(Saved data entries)
━━━━━━━━━━━━━━━━━━━━━━━━━━━━━━

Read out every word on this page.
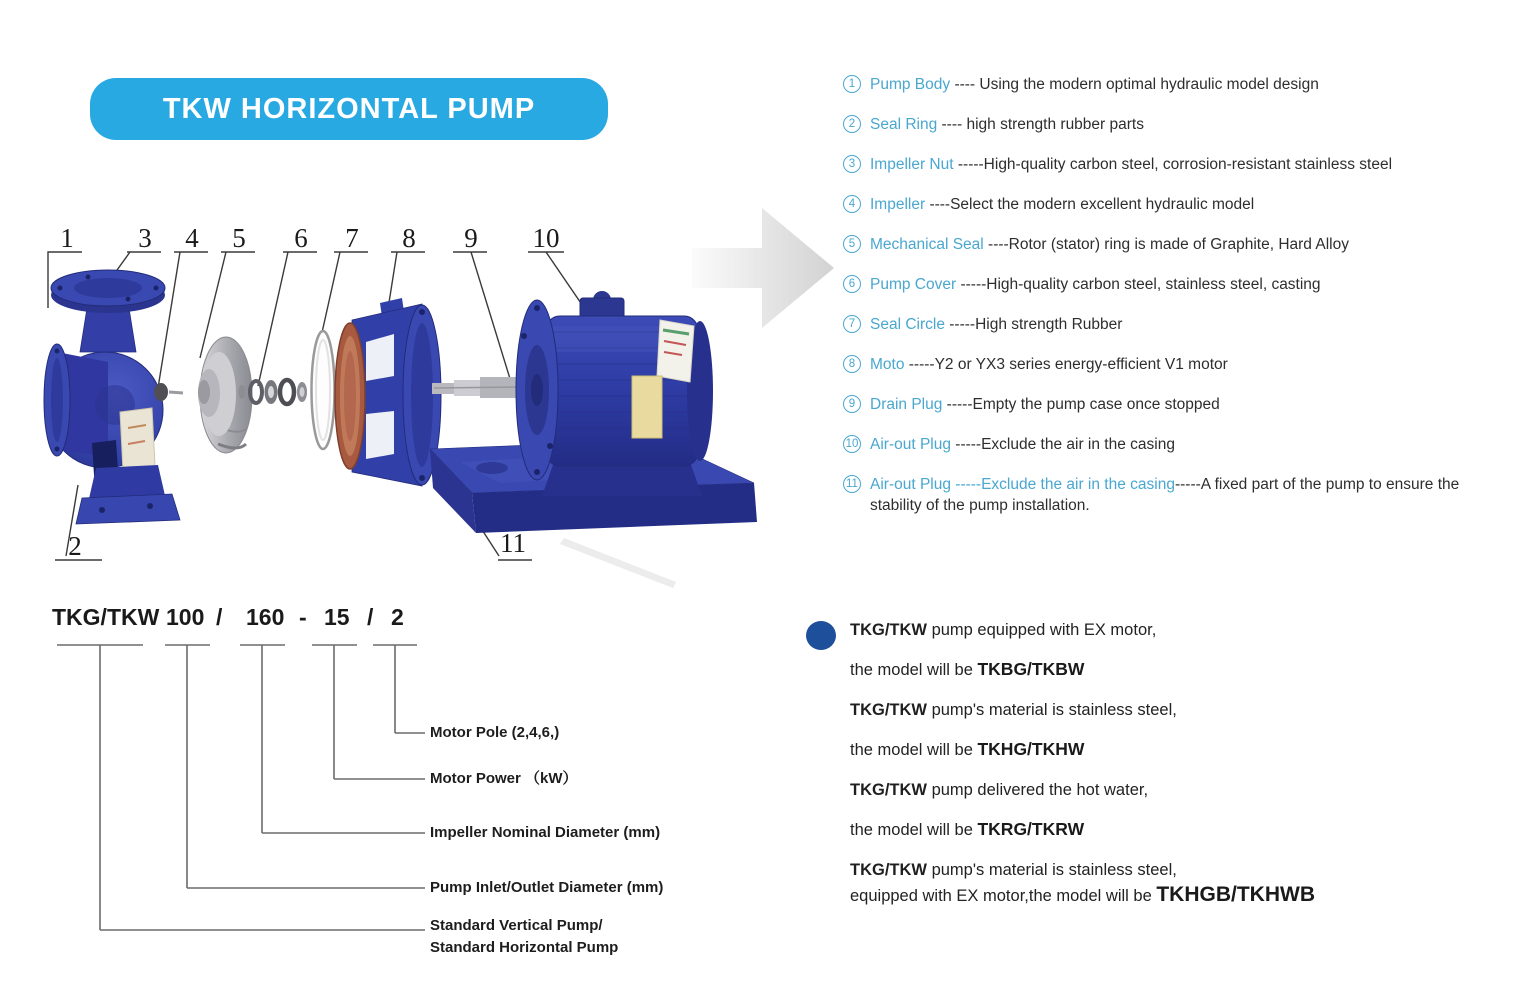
TKW HORIZONTAL PUMP
1 3 4 5 6 7 8 9 10
2	11
1 Pump Body ---- Using the modern optimal hydraulic model design
2 Seal Ring ---- high strength rubber parts
3 Impeller Nut -----High-quality carbon steel, corrosion-resistant stainless steel
4 Impeller ----Select the modern excellent hydraulic model
5 Mechanical Seal ----Rotor (stator) ring is made of Graphite, Hard Alloy
6 Pump Cover -----High-quality carbon steel, stainless steel, casting
7 Seal Circle -----High strength Rubber
8 Moto -----Y2 or YX3 series energy-efficient V1 motor
9 Drain Plug -----Empty the pump case once stopped
10 Air-out Plug -----Exclude the air in the casing
11 Air-out Plug -----Exclude the air in the casing-----A fixed part of the pump to ensure the stability of the pump installation.
TKG/TKW 100 / 160 - 15 / 2
Motor Pole (2,4,6,)
Motor Power （kW）
Impeller Nominal Diameter (mm)
Pump Inlet/Outlet Diameter (mm)
Standard Vertical Pump/
Standard Horizontal Pump
TKG/TKW pump equipped with EX motor,
the model will be TKBG/TKBW
TKG/TKW pump's material is stainless steel,
the model will be TKHG/TKHW
TKG/TKW pump delivered the hot water,
the model will be TKRG/TKRW
TKG/TKW pump's material is stainless steel,
equipped with EX motor,the model will be TKHGB/TKHWB
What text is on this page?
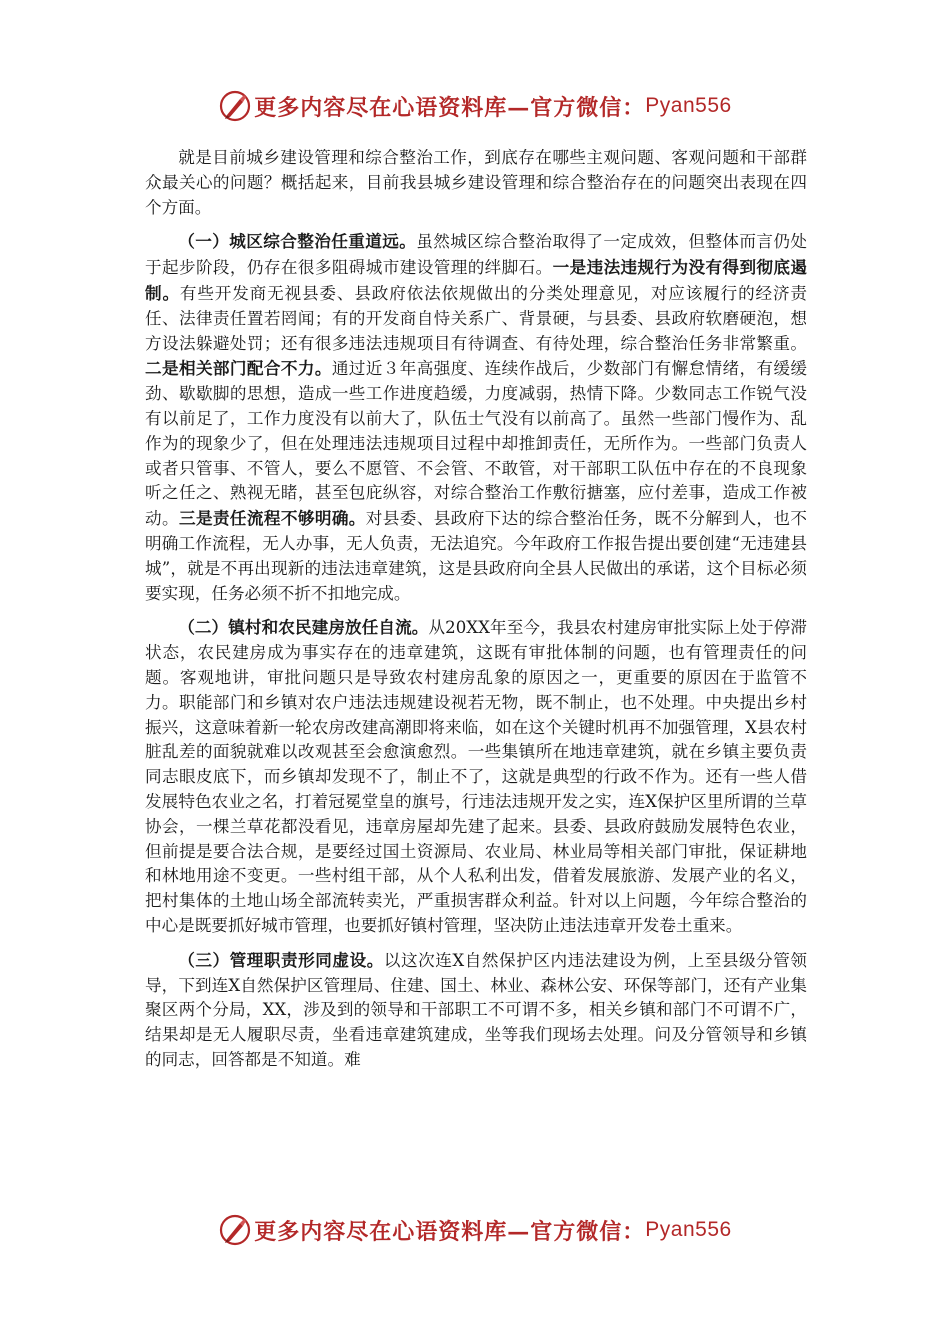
更多内容尽在心语资料库—官方微信： Pyan556

就是目前城乡建设管理和综合整治工作，到底存在哪些主观问题、客观问题和干部群众最关心的问题？概括起来，目前我县城乡建设管理和综合整治存在的问题突出表现在四个方面。

（一）城区综合整治任重道远。虽然城区综合整治取得了一定成效，但整体而言仍处于起步阶段，仍存在很多阻碍城市建设管理的绊脚石。一是违法违规行为没有得到彻底遏制。有些开发商无视县委、县政府依法依规做出的分类处理意见，对应该履行的经济责任、法律责任置若罔闻；有的开发商自恃关系广、背景硬，与县委、县政府软磨硬泡，想方设法躲避处罚；还有很多违法违规项目有待调查、有待处理，综合整治任务非常繁重。二是相关部门配合不力。通过近３年高强度、连续作战后，少数部门有懈怠情绪，有缓缓劲、歇歇脚的思想，造成一些工作进度趋缓，力度减弱，热情下降。少数同志工作锐气没有以前足了，工作力度没有以前大了，队伍士气没有以前高了。虽然一些部门慢作为、乱作为的现象少了，但在处理违法违规项目过程中却推卸责任，无所作为。一些部门负责人或者只管事、不管人，要么不愿管、不会管、不敢管，对干部职工队伍中存在的不良现象听之任之、熟视无睹，甚至包庇纵容，对综合整治工作敷衍搪塞，应付差事，造成工作被动。三是责任流程不够明确。对县委、县政府下达的综合整治任务，既不分解到人，也不明确工作流程，无人办事，无人负责，无法追究。今年政府工作报告提出要创建“无违建县城”，就是不再出现新的违法违章建筑，这是县政府向全县人民做出的承诺，这个目标必须要实现，任务必须不折不扣地完成。

（二）镇村和农民建房放任自流。从20XX年至今，我县农村建房审批实际上处于停滞状态，农民建房成为事实存在的违章建筑，这既有审批体制的问题，也有管理责任的问题。客观地讲，审批问题只是导致农村建房乱象的原因之一，更重要的原因在于监管不力。职能部门和乡镇对农户违法违规建设视若无物，既不制止，也不处理。中央提出乡村振兴，这意味着新一轮农房改建高潮即将来临，如在这个关键时机再不加强管理，X县农村脏乱差的面貌就难以改观甚至会愈演愈烈。一些集镇所在地违章建筑，就在乡镇主要负责同志眼皮底下，而乡镇却发现不了，制止不了，这就是典型的行政不作为。还有一些人借发展特色农业之名，打着冠冕堂皇的旗号，行违法违规开发之实，连X保护区里所谓的兰草协会，一棵兰草花都没看见，违章房屋却先建了起来。县委、县政府鼓励发展特色农业，但前提是要合法合规，是要经过国土资源局、农业局、林业局等相关部门审批，保证耕地和林地用途不变更。一些村组干部，从个人私利出发，借着发展旅游、发展产业的名义，把村集体的土地山场全部流转卖光，严重损害群众利益。针对以上问题，今年综合整治的中心是既要抓好城市管理，也要抓好镇村管理，坚决防止违法违章开发卷土重来。

（三）管理职责形同虚设。以这次连X自然保护区内违法建设为例，上至县级分管领导，下到连X自然保护区管理局、住建、国土、林业、森林公安、环保等部门，还有产业集聚区两个分局，XX，涉及到的领导和干部职工不可谓不多，相关乡镇和部门不可谓不广，结果却是无人履职尽责，坐看违章建筑建成，坐等我们现场去处理。问及分管领导和乡镇的同志，回答都是不知道。难

更多内容尽在心语资料库—官方微信： Pyan556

━━━━━━━━━━━━━━━━━━━━━━━━━━━━━━

§ **EXERCISE INSTRUCTIONS**
Output the lines above in full and exactly as given, omitting any pictures.

§ **FINISHED ANSWER**
Read out every word on this page.
TKW HORIZONTAL PUMP
1 3 4 5 6 7 8 9 10
2	11
1 Pump Body ---- Using the modern optimal hydraulic model design
2 Seal Ring ---- high strength rubber parts
3 Impeller Nut -----High-quality carbon steel, corrosion-resistant stainless steel
4 Impeller ----Select the modern excellent hydraulic model
5 Mechanical Seal ----Rotor (stator) ring is made of Graphite, Hard Alloy
6 Pump Cover -----High-quality carbon steel, stainless steel, casting
7 Seal Circle -----High strength Rubber
8 Moto -----Y2 or YX3 series energy-efficient V1 motor
9 Drain Plug -----Empty the pump case once stopped
10 Air-out Plug -----Exclude the air in the casing
11 Air-out Plug -----Exclude the air in the casing-----A fixed part of the pump to ensure the stability of the pump installation.
TKG/TKW 100 / 160 - 15 / 2
Motor Pole (2,4,6,)
Motor Power （kW）
Impeller Nominal Diameter (mm)
Pump Inlet/Outlet Diameter (mm)
Standard Vertical Pump/
Standard Horizontal Pump
TKG/TKW pump equipped with EX motor,
the model will be TKBG/TKBW
TKG/TKW pump's material is stainless steel,
the model will be TKHG/TKHW
TKG/TKW pump delivered the hot water,
the model will be TKRG/TKRW
TKG/TKW pump's material is stainless steel,
equipped with EX motor,the model will be TKHGB/TKHWB
What text is on this page?
更多内容尽在心语资料库—官方微信： Pyan556

就是目前城乡建设管理和综合整治工作，到底存在哪些主观问题、客观问题和干部群众最关心的问题？概括起来，目前我县城乡建设管理和综合整治存在的问题突出表现在四个方面。

（一）城区综合整治任重道远。虽然城区综合整治取得了一定成效，但整体而言仍处于起步阶段，仍存在很多阻碍城市建设管理的绊脚石。一是违法违规行为没有得到彻底遏制。有些开发商无视县委、县政府依法依规做出的分类处理意见，对应该履行的经济责任、法律责任置若罔闻；有的开发商自恃关系广、背景硬，与县委、县政府软磨硬泡，想方设法躲避处罚；还有很多违法违规项目有待调查、有待处理，综合整治任务非常繁重。二是相关部门配合不力。通过近３年高强度、连续作战后，少数部门有懈怠情绪，有缓缓劲、歇歇脚的思想，造成一些工作进度趋缓，力度减弱，热情下降。少数同志工作锐气没有以前足了，工作力度没有以前大了，队伍士气没有以前高了。虽然一些部门慢作为、乱作为的现象少了，但在处理违法违规项目过程中却推卸责任，无所作为。一些部门负责人或者只管事、不管人，要么不愿管、不会管、不敢管，对干部职工队伍中存在的不良现象听之任之、熟视无睹，甚至包庇纵容，对综合整治工作敷衍搪塞，应付差事，造成工作被动。三是责任流程不够明确。对县委、县政府下达的综合整治任务，既不分解到人，也不明确工作流程，无人办事，无人负责，无法追究。今年政府工作报告提出要创建“无违建县城”，就是不再出现新的违法违章建筑，这是县政府向全县人民做出的承诺，这个目标必须要实现，任务必须不折不扣地完成。

（二）镇村和农民建房放任自流。从20XX年至今，我县农村建房审批实际上处于停滞状态，农民建房成为事实存在的违章建筑，这既有审批体制的问题，也有管理责任的问题。客观地讲，审批问题只是导致农村建房乱象的原因之一，更重要的原因在于监管不力。职能部门和乡镇对农户违法违规建设视若无物，既不制止，也不处理。中央提出乡村振兴，这意味着新一轮农房改建高潮即将来临，如在这个关键时机再不加强管理，X县农村脏乱差的面貌就难以改观甚至会愈演愈烈。一些集镇所在地违章建筑，就在乡镇主要负责同志眼皮底下，而乡镇却发现不了，制止不了，这就是典型的行政不作为。还有一些人借发展特色农业之名，打着冠冕堂皇的旗号，行违法违规开发之实，连X保护区里所谓的兰草协会，一棵兰草花都没看见，违章房屋却先建了起来。县委、县政府鼓励发展特色农业，但前提是要合法合规，是要经过国土资源局、农业局、林业局等相关部门审批，保证耕地和林地用途不变更。一些村组干部，从个人私利出发，借着发展旅游、发展产业的名义，把村集体的土地山场全部流转卖光，严重损害群众利益。针对以上问题，今年综合整治的中心是既要抓好城市管理，也要抓好镇村管理，坚决防止违法违章开发卷土重来。

（三）管理职责形同虚设。以这次连X自然保护区内违法建设为例，上至县级分管领导，下到连X自然保护区管理局、住建、国土、林业、森林公安、环保等部门，还有产业集聚区两个分局，XX，涉及到的领导和干部职工不可谓不多，相关乡镇和部门不可谓不广，结果却是无人履职尽责，坐看违章建筑建成，坐等我们现场去处理。问及分管领导和乡镇的同志，回答都是不知道。难

更多内容尽在心语资料库—官方微信： Pyan556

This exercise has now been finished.